>>
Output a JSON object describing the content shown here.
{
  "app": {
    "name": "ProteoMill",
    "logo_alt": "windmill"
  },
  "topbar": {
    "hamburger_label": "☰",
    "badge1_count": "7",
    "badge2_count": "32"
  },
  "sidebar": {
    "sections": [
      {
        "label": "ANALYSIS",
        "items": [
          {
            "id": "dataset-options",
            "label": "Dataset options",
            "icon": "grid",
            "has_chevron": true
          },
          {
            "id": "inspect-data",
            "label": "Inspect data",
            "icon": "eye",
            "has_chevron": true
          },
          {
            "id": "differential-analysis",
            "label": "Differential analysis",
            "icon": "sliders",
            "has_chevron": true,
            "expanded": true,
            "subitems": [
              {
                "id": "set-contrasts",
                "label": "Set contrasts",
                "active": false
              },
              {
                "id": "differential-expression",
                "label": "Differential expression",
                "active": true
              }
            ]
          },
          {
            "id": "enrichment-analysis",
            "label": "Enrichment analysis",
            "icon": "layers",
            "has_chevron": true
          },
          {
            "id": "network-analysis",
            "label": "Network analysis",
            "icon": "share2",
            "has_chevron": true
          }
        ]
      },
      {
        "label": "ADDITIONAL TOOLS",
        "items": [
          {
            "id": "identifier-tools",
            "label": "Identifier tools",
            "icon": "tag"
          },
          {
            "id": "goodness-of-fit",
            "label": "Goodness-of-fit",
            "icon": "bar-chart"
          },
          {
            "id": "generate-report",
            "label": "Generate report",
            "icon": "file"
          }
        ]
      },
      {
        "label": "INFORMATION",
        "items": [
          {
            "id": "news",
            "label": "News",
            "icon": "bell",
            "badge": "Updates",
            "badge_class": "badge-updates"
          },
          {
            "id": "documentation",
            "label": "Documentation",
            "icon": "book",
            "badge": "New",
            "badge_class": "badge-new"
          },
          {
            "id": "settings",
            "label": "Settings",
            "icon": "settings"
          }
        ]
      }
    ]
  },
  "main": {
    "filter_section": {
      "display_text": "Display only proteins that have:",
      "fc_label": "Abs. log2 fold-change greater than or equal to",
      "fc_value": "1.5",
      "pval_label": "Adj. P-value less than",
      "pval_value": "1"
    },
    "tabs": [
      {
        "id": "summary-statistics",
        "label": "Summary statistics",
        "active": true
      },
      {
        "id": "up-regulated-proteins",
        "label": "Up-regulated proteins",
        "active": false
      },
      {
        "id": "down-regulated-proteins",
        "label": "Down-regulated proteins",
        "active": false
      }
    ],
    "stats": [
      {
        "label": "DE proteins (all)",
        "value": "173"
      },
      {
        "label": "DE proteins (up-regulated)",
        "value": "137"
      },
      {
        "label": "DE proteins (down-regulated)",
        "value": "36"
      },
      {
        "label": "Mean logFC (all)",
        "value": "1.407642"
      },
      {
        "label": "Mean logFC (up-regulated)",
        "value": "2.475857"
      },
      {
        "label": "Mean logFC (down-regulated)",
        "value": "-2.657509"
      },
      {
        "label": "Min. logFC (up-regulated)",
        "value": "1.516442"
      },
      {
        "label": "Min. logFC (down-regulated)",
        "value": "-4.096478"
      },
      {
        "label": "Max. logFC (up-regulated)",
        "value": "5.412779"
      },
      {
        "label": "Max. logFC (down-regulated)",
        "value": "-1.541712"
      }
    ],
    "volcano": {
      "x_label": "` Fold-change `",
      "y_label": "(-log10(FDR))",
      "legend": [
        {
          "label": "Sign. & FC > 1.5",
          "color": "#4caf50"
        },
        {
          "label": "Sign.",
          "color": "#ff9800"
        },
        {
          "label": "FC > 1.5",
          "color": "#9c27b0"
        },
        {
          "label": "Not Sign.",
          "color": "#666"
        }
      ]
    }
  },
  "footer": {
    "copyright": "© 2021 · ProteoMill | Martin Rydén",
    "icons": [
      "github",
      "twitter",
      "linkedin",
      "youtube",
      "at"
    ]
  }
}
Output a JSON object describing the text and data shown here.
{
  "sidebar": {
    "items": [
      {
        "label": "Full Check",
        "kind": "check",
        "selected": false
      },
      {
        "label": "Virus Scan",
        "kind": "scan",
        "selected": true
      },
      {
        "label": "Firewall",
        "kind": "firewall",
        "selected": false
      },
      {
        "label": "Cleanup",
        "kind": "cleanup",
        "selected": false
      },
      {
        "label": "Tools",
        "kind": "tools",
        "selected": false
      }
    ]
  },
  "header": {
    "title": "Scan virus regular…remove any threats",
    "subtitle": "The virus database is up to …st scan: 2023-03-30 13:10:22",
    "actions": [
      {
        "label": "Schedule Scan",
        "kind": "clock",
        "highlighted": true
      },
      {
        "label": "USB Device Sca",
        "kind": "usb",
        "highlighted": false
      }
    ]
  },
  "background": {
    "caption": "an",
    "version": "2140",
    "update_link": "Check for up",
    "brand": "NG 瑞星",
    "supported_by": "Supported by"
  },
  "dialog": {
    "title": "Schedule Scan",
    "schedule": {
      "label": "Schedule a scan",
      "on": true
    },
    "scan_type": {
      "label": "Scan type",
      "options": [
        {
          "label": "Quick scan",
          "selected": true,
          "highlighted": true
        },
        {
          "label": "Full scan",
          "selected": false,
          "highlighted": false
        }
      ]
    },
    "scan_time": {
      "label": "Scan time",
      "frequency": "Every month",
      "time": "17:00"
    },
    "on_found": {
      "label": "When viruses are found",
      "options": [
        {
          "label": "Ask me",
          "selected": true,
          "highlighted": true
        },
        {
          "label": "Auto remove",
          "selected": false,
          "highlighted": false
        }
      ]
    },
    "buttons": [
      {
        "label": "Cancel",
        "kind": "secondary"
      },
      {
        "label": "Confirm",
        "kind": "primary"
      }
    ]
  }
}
<<
Select every line above that contains the word "here", and copy it.

Written reply:
Output a JSON object describing the content shown here.
Output a JSON object describing the text and data shown here.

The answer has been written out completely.